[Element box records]
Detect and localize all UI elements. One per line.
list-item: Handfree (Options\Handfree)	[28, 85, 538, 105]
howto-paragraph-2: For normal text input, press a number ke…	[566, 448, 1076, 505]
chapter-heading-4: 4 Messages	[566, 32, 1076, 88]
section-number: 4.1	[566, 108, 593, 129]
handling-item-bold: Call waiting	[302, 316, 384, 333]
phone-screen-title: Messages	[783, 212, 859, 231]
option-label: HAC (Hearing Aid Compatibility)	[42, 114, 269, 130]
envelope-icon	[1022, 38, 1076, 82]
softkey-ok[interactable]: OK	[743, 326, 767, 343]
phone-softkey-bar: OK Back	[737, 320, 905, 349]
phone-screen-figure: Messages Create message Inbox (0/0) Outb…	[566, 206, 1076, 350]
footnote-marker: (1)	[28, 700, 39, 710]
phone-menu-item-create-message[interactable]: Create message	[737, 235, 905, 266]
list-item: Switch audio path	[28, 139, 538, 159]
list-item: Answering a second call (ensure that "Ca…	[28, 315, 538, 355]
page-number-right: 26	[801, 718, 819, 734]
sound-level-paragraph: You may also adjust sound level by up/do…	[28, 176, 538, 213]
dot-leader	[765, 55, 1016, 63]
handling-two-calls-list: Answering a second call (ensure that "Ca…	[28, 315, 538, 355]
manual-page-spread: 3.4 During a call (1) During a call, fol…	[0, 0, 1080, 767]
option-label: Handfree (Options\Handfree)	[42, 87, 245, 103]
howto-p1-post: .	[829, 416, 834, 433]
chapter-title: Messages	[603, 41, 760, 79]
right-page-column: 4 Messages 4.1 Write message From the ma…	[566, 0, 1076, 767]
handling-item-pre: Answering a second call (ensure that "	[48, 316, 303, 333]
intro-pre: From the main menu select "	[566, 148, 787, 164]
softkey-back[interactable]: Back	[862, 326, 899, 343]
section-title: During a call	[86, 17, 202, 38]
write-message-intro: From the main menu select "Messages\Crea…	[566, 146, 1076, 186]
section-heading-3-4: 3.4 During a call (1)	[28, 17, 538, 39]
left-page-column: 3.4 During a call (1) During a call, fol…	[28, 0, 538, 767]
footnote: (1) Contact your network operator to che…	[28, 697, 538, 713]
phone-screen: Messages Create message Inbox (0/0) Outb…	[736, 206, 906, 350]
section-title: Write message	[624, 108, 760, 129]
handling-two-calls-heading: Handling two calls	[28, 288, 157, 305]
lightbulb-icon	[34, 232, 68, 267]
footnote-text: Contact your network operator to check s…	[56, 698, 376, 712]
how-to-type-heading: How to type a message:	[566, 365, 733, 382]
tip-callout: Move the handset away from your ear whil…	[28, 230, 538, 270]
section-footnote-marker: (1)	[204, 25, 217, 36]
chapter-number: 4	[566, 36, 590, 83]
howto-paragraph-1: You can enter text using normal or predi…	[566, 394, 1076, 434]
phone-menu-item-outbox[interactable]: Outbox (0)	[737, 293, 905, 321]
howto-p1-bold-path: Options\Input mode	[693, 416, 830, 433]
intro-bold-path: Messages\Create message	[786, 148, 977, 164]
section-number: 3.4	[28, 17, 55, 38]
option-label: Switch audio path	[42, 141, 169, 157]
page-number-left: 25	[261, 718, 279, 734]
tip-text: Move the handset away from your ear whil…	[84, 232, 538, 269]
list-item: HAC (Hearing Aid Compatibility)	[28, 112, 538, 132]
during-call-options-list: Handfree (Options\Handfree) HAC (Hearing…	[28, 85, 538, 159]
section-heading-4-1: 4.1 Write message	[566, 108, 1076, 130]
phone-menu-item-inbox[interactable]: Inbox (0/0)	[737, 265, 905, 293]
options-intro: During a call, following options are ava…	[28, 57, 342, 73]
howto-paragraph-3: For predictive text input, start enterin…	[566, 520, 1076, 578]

### What to work on
Please copy out the records, from the very first line down to the line that contains "55, 1016, 63]", keeping both of those lines.

### The completed task
Detect and localize all UI elements. One per line.
list-item: Handfree (Options\Handfree)	[28, 85, 538, 105]
howto-paragraph-2: For normal text input, press a number ke…	[566, 448, 1076, 505]
chapter-heading-4: 4 Messages	[566, 32, 1076, 88]
section-number: 4.1	[566, 108, 593, 129]
handling-item-bold: Call waiting	[302, 316, 384, 333]
phone-screen-title: Messages	[783, 212, 859, 231]
option-label: HAC (Hearing Aid Compatibility)	[42, 114, 269, 130]
envelope-icon	[1022, 38, 1076, 82]
softkey-ok[interactable]: OK	[743, 326, 767, 343]
phone-softkey-bar: OK Back	[737, 320, 905, 349]
phone-screen-figure: Messages Create message Inbox (0/0) Outb…	[566, 206, 1076, 350]
footnote-marker: (1)	[28, 700, 39, 710]
phone-menu-item-create-message[interactable]: Create message	[737, 235, 905, 266]
list-item: Switch audio path	[28, 139, 538, 159]
list-item: Answering a second call (ensure that "Ca…	[28, 315, 538, 355]
page-number-right: 26	[801, 718, 819, 734]
sound-level-paragraph: You may also adjust sound level by up/do…	[28, 176, 538, 213]
dot-leader	[765, 55, 1016, 63]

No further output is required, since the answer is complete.